REQUIREMENT: All entries must be extracted exactly, with nothing added or dropped.
────────────────
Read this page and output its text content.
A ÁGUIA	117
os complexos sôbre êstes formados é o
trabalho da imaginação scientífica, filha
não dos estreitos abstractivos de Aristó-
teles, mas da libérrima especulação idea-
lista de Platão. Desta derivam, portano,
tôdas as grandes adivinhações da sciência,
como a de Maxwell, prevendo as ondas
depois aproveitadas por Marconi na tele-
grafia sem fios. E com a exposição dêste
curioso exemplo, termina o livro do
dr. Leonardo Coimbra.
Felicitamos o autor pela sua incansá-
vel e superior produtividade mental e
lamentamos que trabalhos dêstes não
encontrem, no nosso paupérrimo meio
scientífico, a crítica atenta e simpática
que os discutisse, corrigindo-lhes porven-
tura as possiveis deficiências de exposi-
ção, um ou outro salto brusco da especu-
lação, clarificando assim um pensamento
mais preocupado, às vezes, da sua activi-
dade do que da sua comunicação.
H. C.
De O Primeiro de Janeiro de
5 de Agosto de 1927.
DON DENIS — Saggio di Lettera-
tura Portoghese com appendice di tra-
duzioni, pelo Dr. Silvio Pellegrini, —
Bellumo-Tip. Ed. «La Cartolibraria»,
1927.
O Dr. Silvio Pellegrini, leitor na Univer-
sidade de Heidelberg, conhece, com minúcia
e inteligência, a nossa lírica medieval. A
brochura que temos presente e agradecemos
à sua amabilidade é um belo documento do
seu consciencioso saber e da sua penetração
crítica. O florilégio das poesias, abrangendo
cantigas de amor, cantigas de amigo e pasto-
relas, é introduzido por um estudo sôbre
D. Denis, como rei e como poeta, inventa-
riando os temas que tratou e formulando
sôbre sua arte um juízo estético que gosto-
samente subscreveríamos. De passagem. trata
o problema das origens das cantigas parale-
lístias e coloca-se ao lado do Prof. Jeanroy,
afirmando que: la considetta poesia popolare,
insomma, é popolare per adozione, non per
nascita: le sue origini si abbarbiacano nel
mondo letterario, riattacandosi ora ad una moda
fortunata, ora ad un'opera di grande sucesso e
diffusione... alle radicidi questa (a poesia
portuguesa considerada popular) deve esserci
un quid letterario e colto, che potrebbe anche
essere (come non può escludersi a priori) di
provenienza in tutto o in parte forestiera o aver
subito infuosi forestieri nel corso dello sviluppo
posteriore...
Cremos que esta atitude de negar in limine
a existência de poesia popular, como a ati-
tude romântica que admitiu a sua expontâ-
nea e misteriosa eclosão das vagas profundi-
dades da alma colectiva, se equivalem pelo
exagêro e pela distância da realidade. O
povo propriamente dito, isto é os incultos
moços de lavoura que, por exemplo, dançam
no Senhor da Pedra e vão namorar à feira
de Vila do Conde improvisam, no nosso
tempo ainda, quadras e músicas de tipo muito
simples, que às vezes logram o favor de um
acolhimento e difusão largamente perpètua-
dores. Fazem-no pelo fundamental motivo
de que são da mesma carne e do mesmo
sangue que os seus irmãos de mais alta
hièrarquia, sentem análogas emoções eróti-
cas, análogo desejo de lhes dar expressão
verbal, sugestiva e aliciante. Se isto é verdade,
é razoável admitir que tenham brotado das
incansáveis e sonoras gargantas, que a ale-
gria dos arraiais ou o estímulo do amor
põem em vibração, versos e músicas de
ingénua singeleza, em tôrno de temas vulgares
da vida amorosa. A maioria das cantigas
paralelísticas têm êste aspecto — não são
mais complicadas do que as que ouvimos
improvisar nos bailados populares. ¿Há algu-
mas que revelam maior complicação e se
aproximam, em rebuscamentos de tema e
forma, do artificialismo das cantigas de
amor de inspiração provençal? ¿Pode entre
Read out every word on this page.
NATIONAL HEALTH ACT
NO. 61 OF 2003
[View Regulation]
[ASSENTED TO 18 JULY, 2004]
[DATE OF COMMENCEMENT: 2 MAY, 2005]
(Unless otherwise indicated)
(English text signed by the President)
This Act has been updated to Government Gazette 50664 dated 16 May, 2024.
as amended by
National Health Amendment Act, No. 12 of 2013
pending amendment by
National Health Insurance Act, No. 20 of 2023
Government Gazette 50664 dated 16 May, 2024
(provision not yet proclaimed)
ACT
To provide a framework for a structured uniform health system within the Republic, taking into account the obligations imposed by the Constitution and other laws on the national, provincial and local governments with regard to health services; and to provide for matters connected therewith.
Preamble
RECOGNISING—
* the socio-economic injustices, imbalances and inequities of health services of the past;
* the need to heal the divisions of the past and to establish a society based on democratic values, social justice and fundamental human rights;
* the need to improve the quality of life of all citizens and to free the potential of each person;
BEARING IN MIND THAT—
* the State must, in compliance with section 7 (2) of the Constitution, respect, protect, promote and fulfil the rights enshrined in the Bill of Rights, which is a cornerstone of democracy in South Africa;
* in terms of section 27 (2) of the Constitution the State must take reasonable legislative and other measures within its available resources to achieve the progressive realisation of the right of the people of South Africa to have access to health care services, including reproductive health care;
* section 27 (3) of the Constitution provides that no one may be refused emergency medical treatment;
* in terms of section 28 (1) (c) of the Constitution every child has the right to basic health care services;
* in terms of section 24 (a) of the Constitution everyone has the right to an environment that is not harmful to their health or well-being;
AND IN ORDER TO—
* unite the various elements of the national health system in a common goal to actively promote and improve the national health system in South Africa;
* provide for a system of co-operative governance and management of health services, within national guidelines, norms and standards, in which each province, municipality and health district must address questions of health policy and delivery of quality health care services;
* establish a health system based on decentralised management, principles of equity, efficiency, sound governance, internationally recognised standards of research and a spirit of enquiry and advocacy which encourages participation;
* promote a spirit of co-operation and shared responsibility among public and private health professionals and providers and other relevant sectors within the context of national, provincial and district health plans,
────────────────
OUTPUT BELOW:
Read this page and output its text content.
A ÁGUIA	117
os complexos sôbre êstes formados é o
trabalho da imaginação scientífica, filha
não dos estreitos abstractivos de Aristó-
teles, mas da libérrima especulação idea-
lista de Platão. Desta derivam, portano,
tôdas as grandes adivinhações da sciência,
como a de Maxwell, prevendo as ondas
depois aproveitadas por Marconi na tele-
grafia sem fios. E com a exposição dêste
curioso exemplo, termina o livro do
dr. Leonardo Coimbra.
Felicitamos o autor pela sua incansá-
vel e superior produtividade mental e
lamentamos que trabalhos dêstes não
encontrem, no nosso paupérrimo meio
scientífico, a crítica atenta e simpática
que os discutisse, corrigindo-lhes porven-
tura as possiveis deficiências de exposi-
ção, um ou outro salto brusco da especu-
lação, clarificando assim um pensamento
mais preocupado, às vezes, da sua activi-
dade do que da sua comunicação.
H. C.
De O Primeiro de Janeiro de
5 de Agosto de 1927.
DON DENIS — Saggio di Lettera-
tura Portoghese com appendice di tra-
duzioni, pelo Dr. Silvio Pellegrini, —
Bellumo-Tip. Ed. «La Cartolibraria»,
1927.
O Dr. Silvio Pellegrini, leitor na Univer-
sidade de Heidelberg, conhece, com minúcia
e inteligência, a nossa lírica medieval. A
brochura que temos presente e agradecemos
à sua amabilidade é um belo documento do
seu consciencioso saber e da sua penetração
crítica. O florilégio das poesias, abrangendo
cantigas de amor, cantigas de amigo e pasto-
relas, é introduzido por um estudo sôbre
D. Denis, como rei e como poeta, inventa-
riando os temas que tratou e formulando
sôbre sua arte um juízo estético que gosto-
samente subscreveríamos. De passagem. trata
o problema das origens das cantigas parale-
lístias e coloca-se ao lado do Prof. Jeanroy,
afirmando que: la considetta poesia popolare,
insomma, é popolare per adozione, non per
nascita: le sue origini si abbarbiacano nel
mondo letterario, riattacandosi ora ad una moda
fortunata, ora ad un'opera di grande sucesso e
diffusione... alle radicidi questa (a poesia
portuguesa considerada popular) deve esserci
un quid letterario e colto, che potrebbe anche
essere (come non può escludersi a priori) di
provenienza in tutto o in parte forestiera o aver
subito infuosi forestieri nel corso dello sviluppo
posteriore...
Cremos que esta atitude de negar in limine
a existência de poesia popular, como a ati-
tude romântica que admitiu a sua expontâ-
nea e misteriosa eclosão das vagas profundi-
dades da alma colectiva, se equivalem pelo
exagêro e pela distância da realidade. O
povo propriamente dito, isto é os incultos
moços de lavoura que, por exemplo, dançam
no Senhor da Pedra e vão namorar à feira
de Vila do Conde improvisam, no nosso
tempo ainda, quadras e músicas de tipo muito
simples, que às vezes logram o favor de um
acolhimento e difusão largamente perpètua-
dores. Fazem-no pelo fundamental motivo
de que são da mesma carne e do mesmo
sangue que os seus irmãos de mais alta
hièrarquia, sentem análogas emoções eróti-
cas, análogo desejo de lhes dar expressão
verbal, sugestiva e aliciante. Se isto é verdade,
é razoável admitir que tenham brotado das
incansáveis e sonoras gargantas, que a ale-
gria dos arraiais ou o estímulo do amor
põem em vibração, versos e músicas de
ingénua singeleza, em tôrno de temas vulgares
da vida amorosa. A maioria das cantigas
paralelísticas têm êste aspecto — não são
mais complicadas do que as que ouvimos
improvisar nos bailados populares. ¿Há algu-
mas que revelam maior complicação e se
aproximam, em rebuscamentos de tema e
forma, do artificialismo das cantigas de
amor de inspiração provençal? ¿Pode entre
Read out every word on this page.
NATIONAL HEALTH ACT
NO. 61 OF 2003
[View Regulation]
[ASSENTED TO 18 JULY, 2004]
[DATE OF COMMENCEMENT: 2 MAY, 2005]
(Unless otherwise indicated)
(English text signed by the President)
This Act has been updated to Government Gazette 50664 dated 16 May, 2024.
as amended by
National Health Amendment Act, No. 12 of 2013
pending amendment by
National Health Insurance Act, No. 20 of 2023
Government Gazette 50664 dated 16 May, 2024
(provision not yet proclaimed)
ACT
To provide a framework for a structured uniform health system within the Republic, taking into account the obligations imposed by the Constitution and other laws on the national, provincial and local governments with regard to health services; and to provide for matters connected therewith.
Preamble
RECOGNISING—
* the socio-economic injustices, imbalances and inequities of health services of the past;
* the need to heal the divisions of the past and to establish a society based on democratic values, social justice and fundamental human rights;
* the need to improve the quality of life of all citizens and to free the potential of each person;
BEARING IN MIND THAT—
* the State must, in compliance with section 7 (2) of the Constitution, respect, protect, promote and fulfil the rights enshrined in the Bill of Rights, which is a cornerstone of democracy in South Africa;
* in terms of section 27 (2) of the Constitution the State must take reasonable legislative and other measures within its available resources to achieve the progressive realisation of the right of the people of South Africa to have access to health care services, including reproductive health care;
* section 27 (3) of the Constitution provides that no one may be refused emergency medical treatment;
* in terms of section 28 (1) (c) of the Constitution every child has the right to basic health care services;
* in terms of section 24 (a) of the Constitution everyone has the right to an environment that is not harmful to their health or well-being;
AND IN ORDER TO—
* unite the various elements of the national health system in a common goal to actively promote and improve the national health system in South Africa;
* provide for a system of co-operative governance and management of health services, within national guidelines, norms and standards, in which each province, municipality and health district must address questions of health policy and delivery of quality health care services;
* establish a health system based on decentralised management, principles of equity, efficiency, sound governance, internationally recognised standards of research and a spirit of enquiry and advocacy which encourages participation;
* promote a spirit of co-operation and shared responsibility among public and private health professionals and providers and other relevant sectors within the context of national, provincial and district health plans,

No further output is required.